• [What the task requires] Lift out all lines below that contain "ylabel".

::::::

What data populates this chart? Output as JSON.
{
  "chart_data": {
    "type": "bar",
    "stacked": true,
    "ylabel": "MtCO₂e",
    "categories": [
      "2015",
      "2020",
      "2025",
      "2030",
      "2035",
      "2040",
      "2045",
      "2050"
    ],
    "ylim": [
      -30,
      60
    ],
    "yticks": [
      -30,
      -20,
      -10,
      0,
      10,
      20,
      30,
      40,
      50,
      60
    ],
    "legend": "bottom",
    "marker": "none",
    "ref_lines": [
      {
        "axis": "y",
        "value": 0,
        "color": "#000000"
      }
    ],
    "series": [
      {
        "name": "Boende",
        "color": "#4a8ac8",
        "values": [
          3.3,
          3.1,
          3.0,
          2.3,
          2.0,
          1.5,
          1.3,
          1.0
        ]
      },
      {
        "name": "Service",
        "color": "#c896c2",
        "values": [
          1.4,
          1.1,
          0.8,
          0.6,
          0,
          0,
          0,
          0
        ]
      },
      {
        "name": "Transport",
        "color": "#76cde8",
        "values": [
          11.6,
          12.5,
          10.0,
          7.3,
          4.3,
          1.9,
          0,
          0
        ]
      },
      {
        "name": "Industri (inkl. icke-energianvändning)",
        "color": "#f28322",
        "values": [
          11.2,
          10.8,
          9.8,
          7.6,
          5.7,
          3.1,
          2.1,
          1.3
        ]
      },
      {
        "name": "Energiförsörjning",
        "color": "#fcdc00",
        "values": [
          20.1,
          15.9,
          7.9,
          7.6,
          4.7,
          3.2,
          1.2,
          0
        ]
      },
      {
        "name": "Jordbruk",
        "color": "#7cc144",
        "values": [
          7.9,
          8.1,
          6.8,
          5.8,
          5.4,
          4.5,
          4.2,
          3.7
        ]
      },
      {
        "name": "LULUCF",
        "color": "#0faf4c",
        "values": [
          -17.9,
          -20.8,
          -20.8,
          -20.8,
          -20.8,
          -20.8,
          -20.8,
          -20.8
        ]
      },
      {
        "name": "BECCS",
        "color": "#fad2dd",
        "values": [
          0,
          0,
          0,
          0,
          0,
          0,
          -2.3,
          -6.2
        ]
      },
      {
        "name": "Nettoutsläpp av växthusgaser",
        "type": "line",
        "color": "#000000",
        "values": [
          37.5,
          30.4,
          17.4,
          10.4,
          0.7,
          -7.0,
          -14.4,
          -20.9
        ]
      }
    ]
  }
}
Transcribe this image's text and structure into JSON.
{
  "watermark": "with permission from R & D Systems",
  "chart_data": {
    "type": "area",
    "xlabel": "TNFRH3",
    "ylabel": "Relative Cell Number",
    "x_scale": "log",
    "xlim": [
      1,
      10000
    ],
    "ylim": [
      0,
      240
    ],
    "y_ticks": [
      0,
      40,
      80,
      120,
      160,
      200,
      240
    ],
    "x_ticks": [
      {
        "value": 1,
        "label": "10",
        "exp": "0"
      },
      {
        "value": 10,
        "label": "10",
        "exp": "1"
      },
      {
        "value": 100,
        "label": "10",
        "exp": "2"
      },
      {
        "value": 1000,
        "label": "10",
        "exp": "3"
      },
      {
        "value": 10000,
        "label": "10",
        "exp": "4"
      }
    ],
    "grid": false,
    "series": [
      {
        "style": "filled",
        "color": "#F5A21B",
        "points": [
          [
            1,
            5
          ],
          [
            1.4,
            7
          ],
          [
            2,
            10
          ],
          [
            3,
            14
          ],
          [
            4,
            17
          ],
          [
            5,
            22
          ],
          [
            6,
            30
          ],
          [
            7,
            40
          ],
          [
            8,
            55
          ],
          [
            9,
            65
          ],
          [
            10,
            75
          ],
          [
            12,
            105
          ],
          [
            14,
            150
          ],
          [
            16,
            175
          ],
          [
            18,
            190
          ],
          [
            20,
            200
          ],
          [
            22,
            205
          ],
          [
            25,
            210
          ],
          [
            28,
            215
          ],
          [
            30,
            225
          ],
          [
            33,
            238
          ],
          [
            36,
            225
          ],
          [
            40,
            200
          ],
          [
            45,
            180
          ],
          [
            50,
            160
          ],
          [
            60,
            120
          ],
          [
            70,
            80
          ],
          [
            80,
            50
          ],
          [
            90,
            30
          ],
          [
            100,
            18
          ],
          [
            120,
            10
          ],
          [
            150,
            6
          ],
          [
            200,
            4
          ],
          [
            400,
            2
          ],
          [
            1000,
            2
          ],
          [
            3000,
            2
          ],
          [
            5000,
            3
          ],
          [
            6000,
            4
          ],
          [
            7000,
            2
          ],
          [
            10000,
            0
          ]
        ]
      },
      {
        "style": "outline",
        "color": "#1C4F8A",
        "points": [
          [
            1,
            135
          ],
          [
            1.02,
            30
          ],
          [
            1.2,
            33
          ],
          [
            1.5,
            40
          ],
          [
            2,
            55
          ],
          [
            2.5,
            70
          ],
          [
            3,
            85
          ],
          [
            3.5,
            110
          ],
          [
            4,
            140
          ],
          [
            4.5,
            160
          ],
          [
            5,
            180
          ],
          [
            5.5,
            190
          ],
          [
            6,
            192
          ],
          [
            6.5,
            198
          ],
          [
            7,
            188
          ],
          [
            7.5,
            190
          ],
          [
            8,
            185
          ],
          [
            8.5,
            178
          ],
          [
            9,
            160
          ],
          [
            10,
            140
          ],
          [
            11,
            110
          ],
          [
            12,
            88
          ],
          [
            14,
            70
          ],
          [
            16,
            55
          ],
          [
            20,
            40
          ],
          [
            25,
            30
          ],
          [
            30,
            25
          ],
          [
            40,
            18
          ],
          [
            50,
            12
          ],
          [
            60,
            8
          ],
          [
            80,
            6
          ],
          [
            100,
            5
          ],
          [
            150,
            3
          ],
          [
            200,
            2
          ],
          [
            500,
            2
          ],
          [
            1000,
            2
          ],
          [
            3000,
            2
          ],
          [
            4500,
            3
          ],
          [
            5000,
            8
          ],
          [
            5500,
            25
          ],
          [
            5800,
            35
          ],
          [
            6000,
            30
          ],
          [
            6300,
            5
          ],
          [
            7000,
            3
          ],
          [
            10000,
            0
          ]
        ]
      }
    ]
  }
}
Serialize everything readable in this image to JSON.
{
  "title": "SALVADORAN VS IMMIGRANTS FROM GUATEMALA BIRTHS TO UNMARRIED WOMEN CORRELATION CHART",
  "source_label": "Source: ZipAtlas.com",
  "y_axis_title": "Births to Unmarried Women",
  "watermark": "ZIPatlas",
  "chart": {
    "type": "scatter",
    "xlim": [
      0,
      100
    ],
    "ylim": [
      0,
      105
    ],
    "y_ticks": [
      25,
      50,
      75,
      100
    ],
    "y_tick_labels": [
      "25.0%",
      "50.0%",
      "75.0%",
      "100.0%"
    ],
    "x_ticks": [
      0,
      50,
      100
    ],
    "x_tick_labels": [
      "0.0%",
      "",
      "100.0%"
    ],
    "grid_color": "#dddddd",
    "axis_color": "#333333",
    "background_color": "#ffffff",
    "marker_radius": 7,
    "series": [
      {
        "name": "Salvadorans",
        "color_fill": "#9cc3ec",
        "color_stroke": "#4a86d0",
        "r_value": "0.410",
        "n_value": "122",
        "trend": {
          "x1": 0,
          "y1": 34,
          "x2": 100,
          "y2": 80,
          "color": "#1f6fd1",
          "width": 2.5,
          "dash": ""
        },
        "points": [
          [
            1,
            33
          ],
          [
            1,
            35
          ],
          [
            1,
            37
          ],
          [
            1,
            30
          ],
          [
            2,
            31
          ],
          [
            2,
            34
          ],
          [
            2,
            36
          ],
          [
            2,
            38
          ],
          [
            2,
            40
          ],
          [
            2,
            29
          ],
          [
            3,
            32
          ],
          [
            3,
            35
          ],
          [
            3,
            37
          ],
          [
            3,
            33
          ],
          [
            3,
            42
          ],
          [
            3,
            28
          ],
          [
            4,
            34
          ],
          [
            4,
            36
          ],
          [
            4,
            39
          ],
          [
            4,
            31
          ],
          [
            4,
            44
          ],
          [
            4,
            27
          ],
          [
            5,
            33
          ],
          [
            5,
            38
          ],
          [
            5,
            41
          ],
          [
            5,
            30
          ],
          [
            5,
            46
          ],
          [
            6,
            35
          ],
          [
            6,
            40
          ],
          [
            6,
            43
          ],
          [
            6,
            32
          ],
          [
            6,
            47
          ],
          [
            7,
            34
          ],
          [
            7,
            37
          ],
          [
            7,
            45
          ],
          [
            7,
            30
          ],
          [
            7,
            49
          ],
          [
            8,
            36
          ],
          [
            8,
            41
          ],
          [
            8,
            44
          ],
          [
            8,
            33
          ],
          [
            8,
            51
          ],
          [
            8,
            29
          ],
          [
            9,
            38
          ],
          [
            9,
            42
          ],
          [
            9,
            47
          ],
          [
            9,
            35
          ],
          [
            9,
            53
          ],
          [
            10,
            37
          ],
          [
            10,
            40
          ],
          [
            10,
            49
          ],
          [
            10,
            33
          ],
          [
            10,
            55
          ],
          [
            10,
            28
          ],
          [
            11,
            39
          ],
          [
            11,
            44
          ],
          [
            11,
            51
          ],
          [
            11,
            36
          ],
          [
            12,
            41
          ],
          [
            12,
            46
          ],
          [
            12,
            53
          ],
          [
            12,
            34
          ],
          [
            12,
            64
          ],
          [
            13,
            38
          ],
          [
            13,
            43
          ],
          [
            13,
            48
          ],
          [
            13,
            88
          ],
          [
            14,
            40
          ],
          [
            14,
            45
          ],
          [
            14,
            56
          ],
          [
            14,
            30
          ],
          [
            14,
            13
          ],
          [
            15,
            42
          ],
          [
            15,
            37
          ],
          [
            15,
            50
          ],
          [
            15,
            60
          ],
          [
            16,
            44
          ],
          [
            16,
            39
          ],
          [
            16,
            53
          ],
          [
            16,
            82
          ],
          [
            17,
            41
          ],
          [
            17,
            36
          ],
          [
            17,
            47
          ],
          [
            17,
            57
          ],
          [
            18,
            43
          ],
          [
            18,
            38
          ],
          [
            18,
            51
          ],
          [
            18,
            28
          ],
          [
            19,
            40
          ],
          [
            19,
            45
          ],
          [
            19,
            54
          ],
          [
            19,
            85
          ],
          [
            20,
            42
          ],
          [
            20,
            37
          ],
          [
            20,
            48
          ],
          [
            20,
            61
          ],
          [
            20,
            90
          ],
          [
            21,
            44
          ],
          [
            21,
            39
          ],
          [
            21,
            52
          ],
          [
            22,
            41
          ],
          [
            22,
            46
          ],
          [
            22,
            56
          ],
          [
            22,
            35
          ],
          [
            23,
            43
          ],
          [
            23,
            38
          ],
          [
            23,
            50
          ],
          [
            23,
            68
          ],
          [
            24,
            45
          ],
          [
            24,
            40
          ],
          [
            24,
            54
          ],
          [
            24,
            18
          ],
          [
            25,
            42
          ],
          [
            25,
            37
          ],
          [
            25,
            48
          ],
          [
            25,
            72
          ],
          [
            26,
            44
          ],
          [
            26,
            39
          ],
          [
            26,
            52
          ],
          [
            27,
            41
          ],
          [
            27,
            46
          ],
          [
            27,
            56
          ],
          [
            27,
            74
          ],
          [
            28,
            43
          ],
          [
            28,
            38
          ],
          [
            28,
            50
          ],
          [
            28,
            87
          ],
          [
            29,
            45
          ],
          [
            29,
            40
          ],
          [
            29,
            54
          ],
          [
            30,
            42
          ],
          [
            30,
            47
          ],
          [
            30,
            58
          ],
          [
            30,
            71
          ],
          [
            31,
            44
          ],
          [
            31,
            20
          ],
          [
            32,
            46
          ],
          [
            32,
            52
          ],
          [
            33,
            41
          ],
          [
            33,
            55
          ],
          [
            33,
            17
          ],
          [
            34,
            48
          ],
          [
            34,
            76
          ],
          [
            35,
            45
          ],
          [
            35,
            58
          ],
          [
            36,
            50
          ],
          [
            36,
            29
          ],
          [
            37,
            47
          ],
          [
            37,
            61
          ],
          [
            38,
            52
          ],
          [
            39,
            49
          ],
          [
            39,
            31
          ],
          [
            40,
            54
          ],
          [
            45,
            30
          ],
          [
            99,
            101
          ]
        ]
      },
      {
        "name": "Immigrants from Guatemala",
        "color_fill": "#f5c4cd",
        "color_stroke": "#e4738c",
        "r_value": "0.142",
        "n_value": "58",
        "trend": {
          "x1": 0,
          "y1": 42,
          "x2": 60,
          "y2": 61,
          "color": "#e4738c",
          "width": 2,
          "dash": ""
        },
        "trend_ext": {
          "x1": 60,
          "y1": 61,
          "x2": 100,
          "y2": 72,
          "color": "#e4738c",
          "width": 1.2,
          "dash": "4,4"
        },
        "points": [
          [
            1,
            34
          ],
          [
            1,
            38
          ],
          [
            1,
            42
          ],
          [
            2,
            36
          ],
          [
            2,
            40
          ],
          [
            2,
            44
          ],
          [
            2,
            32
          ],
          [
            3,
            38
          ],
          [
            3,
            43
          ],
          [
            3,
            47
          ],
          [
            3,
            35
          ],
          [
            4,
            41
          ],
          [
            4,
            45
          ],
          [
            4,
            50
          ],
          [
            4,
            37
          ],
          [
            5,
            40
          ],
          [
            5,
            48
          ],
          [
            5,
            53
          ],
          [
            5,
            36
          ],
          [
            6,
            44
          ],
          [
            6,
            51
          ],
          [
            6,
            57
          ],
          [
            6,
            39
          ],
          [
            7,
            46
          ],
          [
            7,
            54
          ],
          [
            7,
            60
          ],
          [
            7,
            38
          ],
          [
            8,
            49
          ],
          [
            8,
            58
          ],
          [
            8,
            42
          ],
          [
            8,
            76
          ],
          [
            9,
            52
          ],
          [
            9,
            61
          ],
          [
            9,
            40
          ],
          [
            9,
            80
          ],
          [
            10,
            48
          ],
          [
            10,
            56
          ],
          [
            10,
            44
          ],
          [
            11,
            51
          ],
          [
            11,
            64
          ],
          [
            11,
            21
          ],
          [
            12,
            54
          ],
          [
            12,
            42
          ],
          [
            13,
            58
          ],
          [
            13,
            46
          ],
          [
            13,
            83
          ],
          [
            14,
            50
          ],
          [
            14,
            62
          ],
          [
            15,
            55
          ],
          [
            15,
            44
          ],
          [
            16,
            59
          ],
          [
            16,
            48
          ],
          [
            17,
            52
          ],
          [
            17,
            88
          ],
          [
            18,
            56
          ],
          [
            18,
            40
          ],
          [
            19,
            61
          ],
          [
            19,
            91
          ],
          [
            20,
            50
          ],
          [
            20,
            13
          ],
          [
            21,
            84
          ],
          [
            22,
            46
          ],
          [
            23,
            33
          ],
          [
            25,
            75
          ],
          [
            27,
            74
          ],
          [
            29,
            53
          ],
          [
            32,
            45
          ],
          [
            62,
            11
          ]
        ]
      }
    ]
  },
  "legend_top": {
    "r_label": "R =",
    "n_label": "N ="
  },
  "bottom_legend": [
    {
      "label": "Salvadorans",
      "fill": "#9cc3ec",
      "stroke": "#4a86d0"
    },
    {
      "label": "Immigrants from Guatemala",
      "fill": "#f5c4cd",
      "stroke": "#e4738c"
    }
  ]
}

::::::

• [Answer in full]
    "ylabel": "MtCO₂e",
    "ylabel": "Relative Cell Number",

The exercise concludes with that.